start

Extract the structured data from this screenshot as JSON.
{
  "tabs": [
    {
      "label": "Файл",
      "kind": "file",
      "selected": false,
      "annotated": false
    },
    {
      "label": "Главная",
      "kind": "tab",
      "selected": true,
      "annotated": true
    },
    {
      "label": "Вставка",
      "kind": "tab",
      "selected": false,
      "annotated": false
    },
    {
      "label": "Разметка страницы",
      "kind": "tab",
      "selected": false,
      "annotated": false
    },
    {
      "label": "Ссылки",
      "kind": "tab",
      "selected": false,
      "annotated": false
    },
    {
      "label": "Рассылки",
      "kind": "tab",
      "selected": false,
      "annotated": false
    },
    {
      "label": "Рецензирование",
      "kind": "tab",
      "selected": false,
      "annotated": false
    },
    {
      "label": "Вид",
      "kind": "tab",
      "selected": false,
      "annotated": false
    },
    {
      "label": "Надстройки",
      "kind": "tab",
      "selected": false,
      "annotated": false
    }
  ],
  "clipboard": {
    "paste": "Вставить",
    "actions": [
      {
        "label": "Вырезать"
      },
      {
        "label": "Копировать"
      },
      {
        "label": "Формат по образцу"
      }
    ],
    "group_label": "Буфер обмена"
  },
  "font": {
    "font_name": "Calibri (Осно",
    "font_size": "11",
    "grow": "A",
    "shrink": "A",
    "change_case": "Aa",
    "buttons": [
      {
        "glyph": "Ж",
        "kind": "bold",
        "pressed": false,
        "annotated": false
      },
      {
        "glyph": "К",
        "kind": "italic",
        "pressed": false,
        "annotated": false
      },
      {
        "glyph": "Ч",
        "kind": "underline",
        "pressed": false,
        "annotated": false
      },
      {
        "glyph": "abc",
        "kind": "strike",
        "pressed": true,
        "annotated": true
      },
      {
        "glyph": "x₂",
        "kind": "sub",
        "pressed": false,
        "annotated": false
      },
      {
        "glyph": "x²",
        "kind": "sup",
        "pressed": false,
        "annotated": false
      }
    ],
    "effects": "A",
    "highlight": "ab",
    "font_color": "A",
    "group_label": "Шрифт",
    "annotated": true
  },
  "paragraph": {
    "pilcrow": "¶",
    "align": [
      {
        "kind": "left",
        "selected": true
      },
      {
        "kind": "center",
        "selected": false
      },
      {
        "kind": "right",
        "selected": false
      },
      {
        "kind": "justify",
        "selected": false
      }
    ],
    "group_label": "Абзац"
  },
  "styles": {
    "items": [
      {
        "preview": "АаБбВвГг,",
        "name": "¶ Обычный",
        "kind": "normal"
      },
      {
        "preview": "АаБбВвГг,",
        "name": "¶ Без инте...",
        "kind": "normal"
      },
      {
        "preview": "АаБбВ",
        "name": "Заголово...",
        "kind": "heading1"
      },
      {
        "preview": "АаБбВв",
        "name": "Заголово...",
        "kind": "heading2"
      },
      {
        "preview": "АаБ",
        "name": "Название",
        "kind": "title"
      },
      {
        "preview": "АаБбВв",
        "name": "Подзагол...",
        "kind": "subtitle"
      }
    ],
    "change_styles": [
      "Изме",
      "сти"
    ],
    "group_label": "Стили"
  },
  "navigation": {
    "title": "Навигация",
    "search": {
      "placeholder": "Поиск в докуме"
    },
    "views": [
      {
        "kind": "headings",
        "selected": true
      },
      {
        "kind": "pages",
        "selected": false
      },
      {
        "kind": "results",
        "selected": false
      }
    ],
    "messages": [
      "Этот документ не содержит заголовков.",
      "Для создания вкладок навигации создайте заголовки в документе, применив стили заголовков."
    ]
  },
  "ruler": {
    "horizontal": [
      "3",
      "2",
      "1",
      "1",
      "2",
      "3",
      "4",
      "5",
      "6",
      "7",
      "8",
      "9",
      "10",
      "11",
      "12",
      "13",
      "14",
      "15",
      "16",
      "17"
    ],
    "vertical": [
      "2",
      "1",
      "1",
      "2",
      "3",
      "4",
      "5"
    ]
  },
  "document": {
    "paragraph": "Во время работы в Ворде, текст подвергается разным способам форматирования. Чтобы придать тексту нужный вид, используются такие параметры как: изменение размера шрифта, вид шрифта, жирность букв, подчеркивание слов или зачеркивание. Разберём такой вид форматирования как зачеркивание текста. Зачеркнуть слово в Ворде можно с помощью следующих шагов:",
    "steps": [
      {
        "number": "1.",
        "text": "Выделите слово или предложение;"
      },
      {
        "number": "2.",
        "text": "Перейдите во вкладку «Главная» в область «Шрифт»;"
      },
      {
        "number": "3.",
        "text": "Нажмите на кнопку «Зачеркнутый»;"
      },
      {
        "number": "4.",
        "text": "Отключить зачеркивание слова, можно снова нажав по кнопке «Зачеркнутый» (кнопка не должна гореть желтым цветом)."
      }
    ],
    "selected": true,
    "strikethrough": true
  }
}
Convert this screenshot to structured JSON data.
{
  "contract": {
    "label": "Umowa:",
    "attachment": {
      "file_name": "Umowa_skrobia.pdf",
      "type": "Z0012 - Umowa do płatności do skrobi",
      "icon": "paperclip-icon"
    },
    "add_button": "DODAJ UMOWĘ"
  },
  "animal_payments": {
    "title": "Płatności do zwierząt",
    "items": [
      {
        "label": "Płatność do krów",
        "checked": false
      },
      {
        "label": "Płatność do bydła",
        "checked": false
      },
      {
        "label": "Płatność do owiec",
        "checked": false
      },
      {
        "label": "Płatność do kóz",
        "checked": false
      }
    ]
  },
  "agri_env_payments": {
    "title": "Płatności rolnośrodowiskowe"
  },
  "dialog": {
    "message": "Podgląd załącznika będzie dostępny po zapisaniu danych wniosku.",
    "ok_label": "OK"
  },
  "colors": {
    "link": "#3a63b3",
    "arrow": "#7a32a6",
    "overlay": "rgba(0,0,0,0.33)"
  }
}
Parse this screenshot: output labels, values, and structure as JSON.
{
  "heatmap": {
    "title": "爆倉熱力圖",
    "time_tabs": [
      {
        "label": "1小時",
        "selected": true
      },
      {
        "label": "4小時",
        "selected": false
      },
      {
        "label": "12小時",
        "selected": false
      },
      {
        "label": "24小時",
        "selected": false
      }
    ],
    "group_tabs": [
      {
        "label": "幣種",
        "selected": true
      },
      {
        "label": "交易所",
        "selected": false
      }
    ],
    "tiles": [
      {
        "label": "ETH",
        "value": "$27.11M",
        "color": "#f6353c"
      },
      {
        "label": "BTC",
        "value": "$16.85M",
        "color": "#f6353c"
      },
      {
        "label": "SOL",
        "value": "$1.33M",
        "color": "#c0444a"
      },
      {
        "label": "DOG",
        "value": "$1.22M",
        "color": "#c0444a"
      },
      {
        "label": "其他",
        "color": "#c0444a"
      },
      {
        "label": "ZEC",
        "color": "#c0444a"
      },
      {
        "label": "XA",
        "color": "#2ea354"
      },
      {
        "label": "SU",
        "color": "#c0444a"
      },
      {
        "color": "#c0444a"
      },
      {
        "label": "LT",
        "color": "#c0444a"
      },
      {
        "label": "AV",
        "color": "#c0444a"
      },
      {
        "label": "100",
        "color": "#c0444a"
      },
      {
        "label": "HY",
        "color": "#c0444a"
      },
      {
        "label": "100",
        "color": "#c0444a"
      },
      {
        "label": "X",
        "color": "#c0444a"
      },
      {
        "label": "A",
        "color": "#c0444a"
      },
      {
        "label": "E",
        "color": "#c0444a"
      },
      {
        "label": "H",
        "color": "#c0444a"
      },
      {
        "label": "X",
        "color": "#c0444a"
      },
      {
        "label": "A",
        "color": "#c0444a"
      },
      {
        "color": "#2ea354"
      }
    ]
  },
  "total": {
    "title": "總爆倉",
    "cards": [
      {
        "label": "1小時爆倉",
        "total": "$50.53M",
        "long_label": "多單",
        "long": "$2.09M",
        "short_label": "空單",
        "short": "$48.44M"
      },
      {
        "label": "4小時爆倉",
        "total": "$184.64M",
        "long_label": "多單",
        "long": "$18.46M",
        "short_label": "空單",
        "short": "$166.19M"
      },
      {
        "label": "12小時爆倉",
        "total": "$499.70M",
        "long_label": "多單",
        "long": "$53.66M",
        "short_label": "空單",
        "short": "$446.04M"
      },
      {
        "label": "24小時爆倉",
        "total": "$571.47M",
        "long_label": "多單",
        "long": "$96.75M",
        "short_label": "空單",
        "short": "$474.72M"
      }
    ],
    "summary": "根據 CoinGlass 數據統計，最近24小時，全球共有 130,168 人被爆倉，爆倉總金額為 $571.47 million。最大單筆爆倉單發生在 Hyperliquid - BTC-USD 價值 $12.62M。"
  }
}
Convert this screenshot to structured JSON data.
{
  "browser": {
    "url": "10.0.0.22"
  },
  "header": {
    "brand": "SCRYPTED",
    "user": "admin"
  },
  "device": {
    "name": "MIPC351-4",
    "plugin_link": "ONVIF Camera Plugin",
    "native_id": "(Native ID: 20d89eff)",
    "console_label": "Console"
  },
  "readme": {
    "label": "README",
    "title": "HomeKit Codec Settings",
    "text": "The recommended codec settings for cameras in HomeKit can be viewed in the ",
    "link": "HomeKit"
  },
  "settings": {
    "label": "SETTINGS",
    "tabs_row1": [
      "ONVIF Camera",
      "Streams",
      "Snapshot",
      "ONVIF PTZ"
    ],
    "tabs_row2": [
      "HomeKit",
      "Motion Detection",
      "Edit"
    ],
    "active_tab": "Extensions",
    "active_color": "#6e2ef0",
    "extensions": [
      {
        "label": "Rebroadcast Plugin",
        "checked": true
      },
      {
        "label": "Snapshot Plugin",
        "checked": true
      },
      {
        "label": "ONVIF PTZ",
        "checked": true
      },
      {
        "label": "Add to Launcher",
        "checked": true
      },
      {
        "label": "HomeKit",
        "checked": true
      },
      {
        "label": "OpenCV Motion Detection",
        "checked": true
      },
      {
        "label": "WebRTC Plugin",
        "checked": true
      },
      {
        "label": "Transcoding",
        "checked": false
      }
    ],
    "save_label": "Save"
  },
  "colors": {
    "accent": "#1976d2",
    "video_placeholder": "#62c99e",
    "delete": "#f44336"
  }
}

end

* _Task details_:
Count the lines in the records above that contain the word "можно", and give only that number.

* _The reply_:
2